(Records from a data source)
========================================================================
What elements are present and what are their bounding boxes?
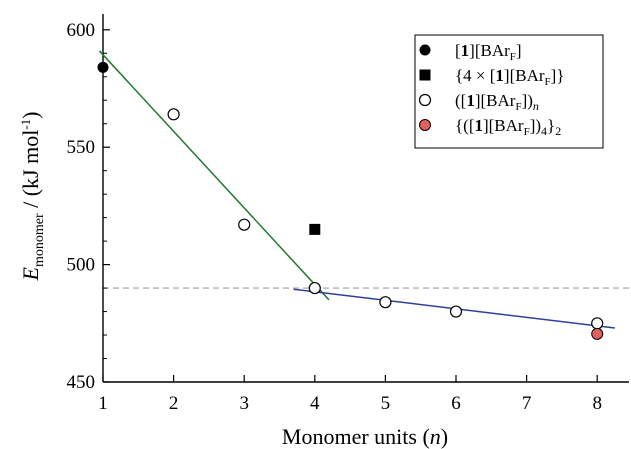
- x-tick-label: 6: [451, 393, 461, 414]
- x-axis-title: Monomer units (n): [282, 424, 448, 449]
- x-tick-label: 1: [98, 393, 108, 414]
- x-tick-label: 8: [592, 393, 602, 414]
- data-point-s2-3: [379, 296, 392, 309]
- x-tick-label: 2: [169, 393, 179, 414]
- fit-line-0: [98, 50, 330, 301]
- data-point-s2-5: [591, 317, 604, 330]
- legend-label-3: ([1][BArF])n: [455, 91, 539, 113]
- x-tick-label: 5: [381, 393, 391, 414]
- data-point-s3-0: [591, 327, 604, 340]
- y-tick-label: 550: [67, 137, 96, 158]
- legend-label-2: {4 × [1][BArF]}: [455, 66, 564, 88]
- legend: [1][BArF] {4 × [1][BArF]} ([1][BArF])n {…: [414, 34, 604, 149]
- legend-marker-open-circle: [418, 93, 432, 107]
- legend-box: [414, 34, 604, 149]
- legend-marker-filled-circle: [419, 44, 431, 56]
- y-tick-label: 600: [67, 20, 96, 41]
- y-tick-label: 450: [67, 372, 96, 393]
- x-tick-label: 3: [239, 393, 249, 414]
- y-tick-label: 500: [67, 255, 96, 276]
- x-tick-label: 7: [522, 393, 532, 414]
- axes: [102, 14, 629, 383]
- legend-marker-filled-square: [419, 69, 431, 81]
- data-point-s2-2: [308, 281, 321, 295]
- x-tick-label: 4: [310, 393, 320, 414]
- legend-marker-red-circle: [419, 119, 431, 131]
- y-axis-title: Emonomer / (kJ mol-1): [18, 111, 47, 281]
- legend-label-1: [1][BArF]: [455, 41, 522, 63]
- data-point-s2-0: [167, 108, 180, 121]
- legend-label-4: {([1][BArF])4}2: [455, 116, 561, 138]
- data-point-s0-0: [97, 61, 109, 73]
- data-point-s2-4: [449, 305, 463, 318]
- data-point-s2-1: [238, 218, 251, 231]
- data-point-s1-0: [309, 223, 321, 235]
========================================================================
▸ **TASK OBJECTIVE**: How many lines of the listing contain the string "title"? Give only the number.

▸ **ANSWER TO THIS EXERCISE**: 2